- EXERCISE DIRECTIONS -
In the copy, include every entry exactly but none of the images.

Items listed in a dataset
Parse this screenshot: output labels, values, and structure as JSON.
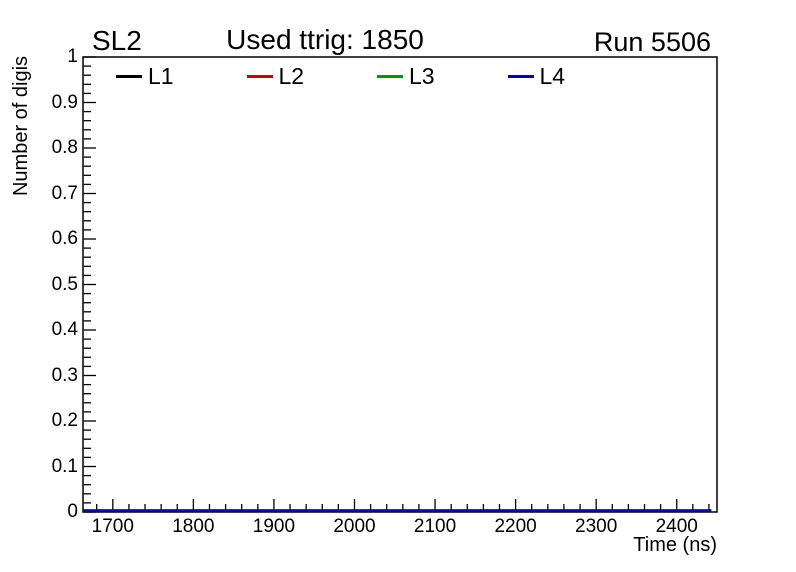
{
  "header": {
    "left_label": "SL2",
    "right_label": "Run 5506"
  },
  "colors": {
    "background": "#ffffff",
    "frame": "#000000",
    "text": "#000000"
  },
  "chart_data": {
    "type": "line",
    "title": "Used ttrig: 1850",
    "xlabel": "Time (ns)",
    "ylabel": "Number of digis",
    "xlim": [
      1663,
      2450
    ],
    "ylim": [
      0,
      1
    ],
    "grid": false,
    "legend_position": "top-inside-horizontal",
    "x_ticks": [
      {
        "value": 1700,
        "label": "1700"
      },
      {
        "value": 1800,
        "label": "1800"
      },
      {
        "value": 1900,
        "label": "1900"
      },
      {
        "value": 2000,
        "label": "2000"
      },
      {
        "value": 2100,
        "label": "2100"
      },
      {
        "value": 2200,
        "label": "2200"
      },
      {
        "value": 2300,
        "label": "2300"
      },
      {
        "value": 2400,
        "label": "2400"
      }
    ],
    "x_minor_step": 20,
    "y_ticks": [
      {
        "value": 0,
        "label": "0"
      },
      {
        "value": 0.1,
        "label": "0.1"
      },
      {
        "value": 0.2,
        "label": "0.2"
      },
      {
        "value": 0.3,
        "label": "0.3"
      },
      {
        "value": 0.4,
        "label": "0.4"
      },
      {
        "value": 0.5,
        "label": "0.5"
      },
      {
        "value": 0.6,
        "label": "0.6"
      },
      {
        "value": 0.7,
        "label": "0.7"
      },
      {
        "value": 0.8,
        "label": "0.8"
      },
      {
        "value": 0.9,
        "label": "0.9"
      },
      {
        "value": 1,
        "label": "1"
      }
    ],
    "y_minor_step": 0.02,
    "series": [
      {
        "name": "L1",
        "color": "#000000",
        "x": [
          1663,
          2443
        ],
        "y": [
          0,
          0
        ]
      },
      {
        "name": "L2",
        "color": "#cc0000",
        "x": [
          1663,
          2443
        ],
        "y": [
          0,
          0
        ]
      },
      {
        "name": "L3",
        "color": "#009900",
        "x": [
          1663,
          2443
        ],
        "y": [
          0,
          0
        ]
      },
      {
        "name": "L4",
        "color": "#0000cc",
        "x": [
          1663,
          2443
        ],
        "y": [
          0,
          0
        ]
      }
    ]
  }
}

- TASK RESPONSE -
Parse this screenshot: output labels, values, and structure as JSON.
{
  "header": {
    "left_label": "SL2",
    "right_label": "Run 5506"
  },
  "colors": {
    "background": "#ffffff",
    "frame": "#000000",
    "text": "#000000"
  },
  "chart_data": {
    "type": "line",
    "title": "Used ttrig: 1850",
    "xlabel": "Time (ns)",
    "ylabel": "Number of digis",
    "xlim": [
      1663,
      2450
    ],
    "ylim": [
      0,
      1
    ],
    "grid": false,
    "legend_position": "top-inside-horizontal",
    "x_ticks": [
      {
        "value": 1700,
        "label": "1700"
      },
      {
        "value": 1800,
        "label": "1800"
      },
      {
        "value": 1900,
        "label": "1900"
      },
      {
        "value": 2000,
        "label": "2000"
      },
      {
        "value": 2100,
        "label": "2100"
      },
      {
        "value": 2200,
        "label": "2200"
      },
      {
        "value": 2300,
        "label": "2300"
      },
      {
        "value": 2400,
        "label": "2400"
      }
    ],
    "x_minor_step": 20,
    "y_ticks": [
      {
        "value": 0,
        "label": "0"
      },
      {
        "value": 0.1,
        "label": "0.1"
      },
      {
        "value": 0.2,
        "label": "0.2"
      },
      {
        "value": 0.3,
        "label": "0.3"
      },
      {
        "value": 0.4,
        "label": "0.4"
      },
      {
        "value": 0.5,
        "label": "0.5"
      },
      {
        "value": 0.6,
        "label": "0.6"
      },
      {
        "value": 0.7,
        "label": "0.7"
      },
      {
        "value": 0.8,
        "label": "0.8"
      },
      {
        "value": 0.9,
        "label": "0.9"
      },
      {
        "value": 1,
        "label": "1"
      }
    ],
    "y_minor_step": 0.02,
    "series": [
      {
        "name": "L1",
        "color": "#000000",
        "x": [
          1663,
          2443
        ],
        "y": [
          0,
          0
        ]
      },
      {
        "name": "L2",
        "color": "#cc0000",
        "x": [
          1663,
          2443
        ],
        "y": [
          0,
          0
        ]
      },
      {
        "name": "L3",
        "color": "#009900",
        "x": [
          1663,
          2443
        ],
        "y": [
          0,
          0
        ]
      },
      {
        "name": "L4",
        "color": "#0000cc",
        "x": [
          1663,
          2443
        ],
        "y": [
          0,
          0
        ]
      }
    ]
  }
}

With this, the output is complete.